--- START Supplied entries ---
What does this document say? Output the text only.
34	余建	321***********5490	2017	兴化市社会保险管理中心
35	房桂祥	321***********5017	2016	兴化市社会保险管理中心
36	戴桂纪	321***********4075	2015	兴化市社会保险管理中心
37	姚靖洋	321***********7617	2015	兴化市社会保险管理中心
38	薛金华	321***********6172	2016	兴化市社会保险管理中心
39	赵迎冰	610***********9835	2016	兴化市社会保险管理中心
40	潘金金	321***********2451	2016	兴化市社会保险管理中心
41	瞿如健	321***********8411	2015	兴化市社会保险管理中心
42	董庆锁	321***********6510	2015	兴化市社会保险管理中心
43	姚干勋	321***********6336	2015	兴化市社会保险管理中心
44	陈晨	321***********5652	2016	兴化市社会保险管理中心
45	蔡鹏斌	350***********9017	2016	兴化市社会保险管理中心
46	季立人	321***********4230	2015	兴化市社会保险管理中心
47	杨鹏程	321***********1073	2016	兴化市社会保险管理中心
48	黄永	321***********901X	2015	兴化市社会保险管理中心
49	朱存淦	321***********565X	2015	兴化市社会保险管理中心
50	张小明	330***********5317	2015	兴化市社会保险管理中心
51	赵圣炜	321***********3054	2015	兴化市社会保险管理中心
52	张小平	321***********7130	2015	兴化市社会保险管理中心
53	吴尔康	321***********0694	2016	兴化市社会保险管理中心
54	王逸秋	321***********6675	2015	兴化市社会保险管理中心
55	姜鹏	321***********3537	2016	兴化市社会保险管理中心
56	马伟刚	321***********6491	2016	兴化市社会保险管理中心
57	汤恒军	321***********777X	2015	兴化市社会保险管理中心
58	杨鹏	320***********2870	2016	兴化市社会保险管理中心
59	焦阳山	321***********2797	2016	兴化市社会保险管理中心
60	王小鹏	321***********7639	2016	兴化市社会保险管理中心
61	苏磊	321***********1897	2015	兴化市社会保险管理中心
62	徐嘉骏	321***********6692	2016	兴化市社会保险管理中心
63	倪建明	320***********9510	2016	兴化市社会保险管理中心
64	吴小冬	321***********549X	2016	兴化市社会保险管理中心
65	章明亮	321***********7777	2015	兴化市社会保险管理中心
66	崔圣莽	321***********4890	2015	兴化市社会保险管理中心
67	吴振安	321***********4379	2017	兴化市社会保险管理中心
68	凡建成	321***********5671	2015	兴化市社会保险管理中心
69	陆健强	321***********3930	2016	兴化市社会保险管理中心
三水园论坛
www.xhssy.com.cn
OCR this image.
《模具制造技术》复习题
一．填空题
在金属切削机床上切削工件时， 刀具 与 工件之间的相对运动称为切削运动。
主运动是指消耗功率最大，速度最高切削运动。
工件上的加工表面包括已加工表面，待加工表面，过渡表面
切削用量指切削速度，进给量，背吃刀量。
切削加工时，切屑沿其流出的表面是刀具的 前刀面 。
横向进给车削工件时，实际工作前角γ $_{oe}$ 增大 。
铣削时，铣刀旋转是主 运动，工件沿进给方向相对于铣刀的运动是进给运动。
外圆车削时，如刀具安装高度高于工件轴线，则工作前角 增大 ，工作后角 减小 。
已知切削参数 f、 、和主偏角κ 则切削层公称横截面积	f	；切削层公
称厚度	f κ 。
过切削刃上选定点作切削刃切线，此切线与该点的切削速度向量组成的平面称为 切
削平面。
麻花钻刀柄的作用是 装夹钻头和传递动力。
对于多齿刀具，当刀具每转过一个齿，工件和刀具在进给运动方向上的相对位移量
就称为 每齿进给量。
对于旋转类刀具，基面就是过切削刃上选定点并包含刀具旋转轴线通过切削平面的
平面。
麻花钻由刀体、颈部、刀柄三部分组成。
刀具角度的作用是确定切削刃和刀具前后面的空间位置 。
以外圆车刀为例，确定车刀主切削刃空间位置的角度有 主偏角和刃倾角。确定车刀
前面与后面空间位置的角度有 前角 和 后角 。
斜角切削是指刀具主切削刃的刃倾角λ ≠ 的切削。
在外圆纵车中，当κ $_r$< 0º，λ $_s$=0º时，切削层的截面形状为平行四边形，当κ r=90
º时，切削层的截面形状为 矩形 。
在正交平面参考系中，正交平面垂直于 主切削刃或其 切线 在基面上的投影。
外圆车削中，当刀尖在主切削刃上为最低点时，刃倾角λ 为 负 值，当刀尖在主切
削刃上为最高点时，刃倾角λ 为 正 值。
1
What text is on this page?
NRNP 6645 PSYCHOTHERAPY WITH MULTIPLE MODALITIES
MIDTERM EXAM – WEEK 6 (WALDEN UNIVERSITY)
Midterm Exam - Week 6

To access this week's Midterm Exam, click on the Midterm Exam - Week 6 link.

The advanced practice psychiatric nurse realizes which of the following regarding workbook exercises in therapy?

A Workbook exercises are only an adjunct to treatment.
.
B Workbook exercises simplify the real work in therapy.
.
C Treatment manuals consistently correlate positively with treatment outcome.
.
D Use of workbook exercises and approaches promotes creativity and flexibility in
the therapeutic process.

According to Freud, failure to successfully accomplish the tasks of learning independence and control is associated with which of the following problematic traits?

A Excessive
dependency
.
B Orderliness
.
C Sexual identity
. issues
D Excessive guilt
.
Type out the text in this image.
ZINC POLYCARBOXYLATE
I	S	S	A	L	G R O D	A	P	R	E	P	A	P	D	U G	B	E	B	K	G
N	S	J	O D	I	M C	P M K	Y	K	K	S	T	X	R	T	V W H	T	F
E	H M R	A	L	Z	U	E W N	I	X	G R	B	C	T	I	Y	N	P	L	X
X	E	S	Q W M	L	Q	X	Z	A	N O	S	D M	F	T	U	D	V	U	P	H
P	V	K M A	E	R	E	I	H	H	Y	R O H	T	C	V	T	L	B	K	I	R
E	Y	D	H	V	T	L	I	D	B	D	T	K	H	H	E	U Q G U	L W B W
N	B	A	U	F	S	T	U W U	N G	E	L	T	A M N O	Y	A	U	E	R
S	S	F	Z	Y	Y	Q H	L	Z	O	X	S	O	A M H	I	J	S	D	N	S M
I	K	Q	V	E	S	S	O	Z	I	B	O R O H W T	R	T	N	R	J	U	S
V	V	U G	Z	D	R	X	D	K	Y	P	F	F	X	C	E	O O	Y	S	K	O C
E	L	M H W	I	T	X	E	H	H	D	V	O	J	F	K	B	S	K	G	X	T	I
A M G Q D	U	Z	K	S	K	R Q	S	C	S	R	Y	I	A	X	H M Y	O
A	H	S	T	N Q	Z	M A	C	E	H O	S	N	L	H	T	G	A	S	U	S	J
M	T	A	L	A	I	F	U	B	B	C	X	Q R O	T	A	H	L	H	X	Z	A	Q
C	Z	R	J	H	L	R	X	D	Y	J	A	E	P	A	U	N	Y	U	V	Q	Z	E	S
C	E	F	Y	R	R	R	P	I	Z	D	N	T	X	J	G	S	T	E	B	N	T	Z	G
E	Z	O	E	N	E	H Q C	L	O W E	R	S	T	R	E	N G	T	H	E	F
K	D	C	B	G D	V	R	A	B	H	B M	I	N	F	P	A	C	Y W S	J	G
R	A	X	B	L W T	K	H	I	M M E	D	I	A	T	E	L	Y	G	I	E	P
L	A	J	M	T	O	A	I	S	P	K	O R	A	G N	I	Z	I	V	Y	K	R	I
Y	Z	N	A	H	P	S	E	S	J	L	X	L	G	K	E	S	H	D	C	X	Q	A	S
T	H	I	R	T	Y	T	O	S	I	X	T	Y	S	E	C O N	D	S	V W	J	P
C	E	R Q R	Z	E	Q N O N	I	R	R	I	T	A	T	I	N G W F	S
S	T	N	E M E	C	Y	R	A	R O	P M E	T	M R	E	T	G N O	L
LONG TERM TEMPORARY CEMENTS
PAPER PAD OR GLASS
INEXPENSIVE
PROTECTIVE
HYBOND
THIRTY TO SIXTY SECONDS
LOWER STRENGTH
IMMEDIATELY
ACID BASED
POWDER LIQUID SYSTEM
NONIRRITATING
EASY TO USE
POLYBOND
--- END Supplied entries ---
§ **Work required**: Search the lines for "What". Copy each line that has it.

§ **Final result**:
What does this document say? Output the text only.
What text is on this page?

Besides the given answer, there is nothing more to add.